**What to do:** Copy every line from the data below in which the string "University" can be found.

BEGIN Stored data

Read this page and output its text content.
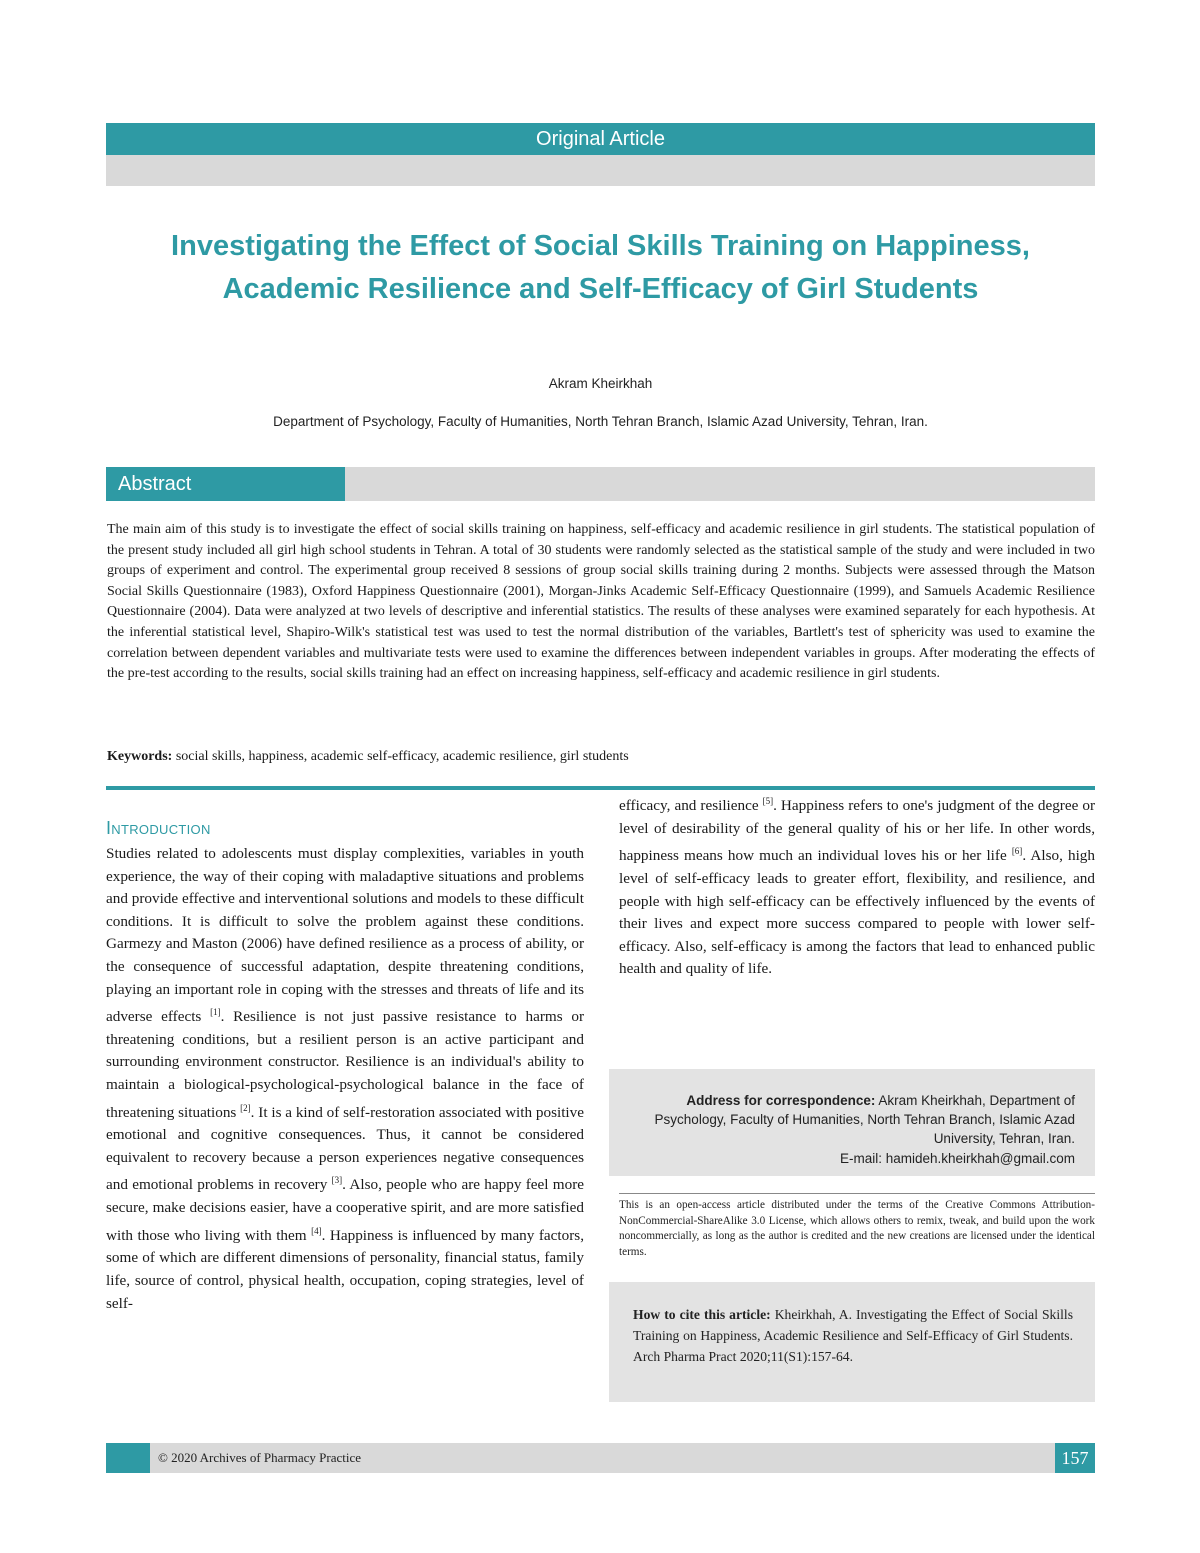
Original Article
Investigating the Effect of Social Skills Training on Happiness, Academic Resilience and Self-Efficacy of Girl Students
Akram Kheirkhah
Department of Psychology, Faculty of Humanities, North Tehran Branch, Islamic Azad University, Tehran, Iran.
Abstract
The main aim of this study is to investigate the effect of social skills training on happiness, self-efficacy and academic resilience in girl students. The statistical population of the present study included all girl high school students in Tehran. A total of 30 students were randomly selected as the statistical sample of the study and were included in two groups of experiment and control. The experimental group received 8 sessions of group social skills training during 2 months. Subjects were assessed through the Matson Social Skills Questionnaire (1983), Oxford Happiness Questionnaire (2001), Morgan-Jinks Academic Self-Efficacy Questionnaire (1999), and Samuels Academic Resilience Questionnaire (2004). Data were analyzed at two levels of descriptive and inferential statistics. The results of these analyses were examined separately for each hypothesis. At the inferential statistical level, Shapiro-Wilk's statistical test was used to test the normal distribution of the variables, Bartlett's test of sphericity was used to examine the correlation between dependent variables and multivariate tests were used to examine the differences between independent variables in groups. After moderating the effects of the pre-test according to the results, social skills training had an effect on increasing happiness, self-efficacy and academic resilience in girl students.
Keywords: social skills, happiness, academic self-efficacy, academic resilience, girl students
Introduction
Studies related to adolescents must display complexities, variables in youth experience, the way of their coping with maladaptive situations and problems and provide effective and interventional solutions and models to these difficult conditions. It is difficult to solve the problem against these conditions. Garmezy and Maston (2006) have defined resilience as a process of ability, or the consequence of successful adaptation, despite threatening conditions, playing an important role in coping with the stresses and threats of life and its adverse effects [1]. Resilience is not just passive resistance to harms or threatening conditions, but a resilient person is an active participant and surrounding environment constructor. Resilience is an individual's ability to maintain a biological-psychological-psychological balance in the face of threatening situations [2]. It is a kind of self-restoration associated with positive emotional and cognitive consequences. Thus, it cannot be considered equivalent to recovery because a person experiences negative consequences and emotional problems in recovery [3]. Also, people who are happy feel more secure, make decisions easier, have a cooperative spirit, and are more satisfied with those who living with them [4]. Happiness is influenced by many factors, some of which are different dimensions of personality, financial status, family life, source of control, physical health, occupation, coping strategies, level of self-
efficacy, and resilience [5]. Happiness refers to one's judgment of the degree or level of desirability of the general quality of his or her life. In other words, happiness means how much an individual loves his or her life [6]. Also, high level of self-efficacy leads to greater effort, flexibility, and resilience, and people with high self-efficacy can be effectively influenced by the events of their lives and expect more success compared to people with lower self-efficacy. Also, self-efficacy is among the factors that lead to enhanced public health and quality of life.
Address for correspondence: Akram Kheirkhah, Department of Psychology, Faculty of Humanities, North Tehran Branch, Islamic Azad University, Tehran, Iran.
E-mail: hamideh.kheirkhah@gmail.com
This is an open-access article distributed under the terms of the Creative Commons Attribution-NonCommercial-ShareAlike 3.0 License, which allows others to remix, tweak, and build upon the work noncommercially, as long as the author is credited and the new creations are licensed under the identical terms.
How to cite this article: Kheirkhah, A. Investigating the Effect of Social Skills Training on Happiness, Academic Resilience and Self-Efficacy of Girl Students. Arch Pharma Pract 2020;11(S1):157-64.
© 2020 Archives of Pharmacy Practice	157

END Stored data

**Written response:**
Department of Psychology, Faculty of Humanities, North Tehran Branch, Islamic Azad University, Tehran, Iran.
Address for correspondence: Akram Kheirkhah, Department of Psychology, Faculty of Humanities, North Tehran Branch, Islamic Azad University, Tehran, Iran.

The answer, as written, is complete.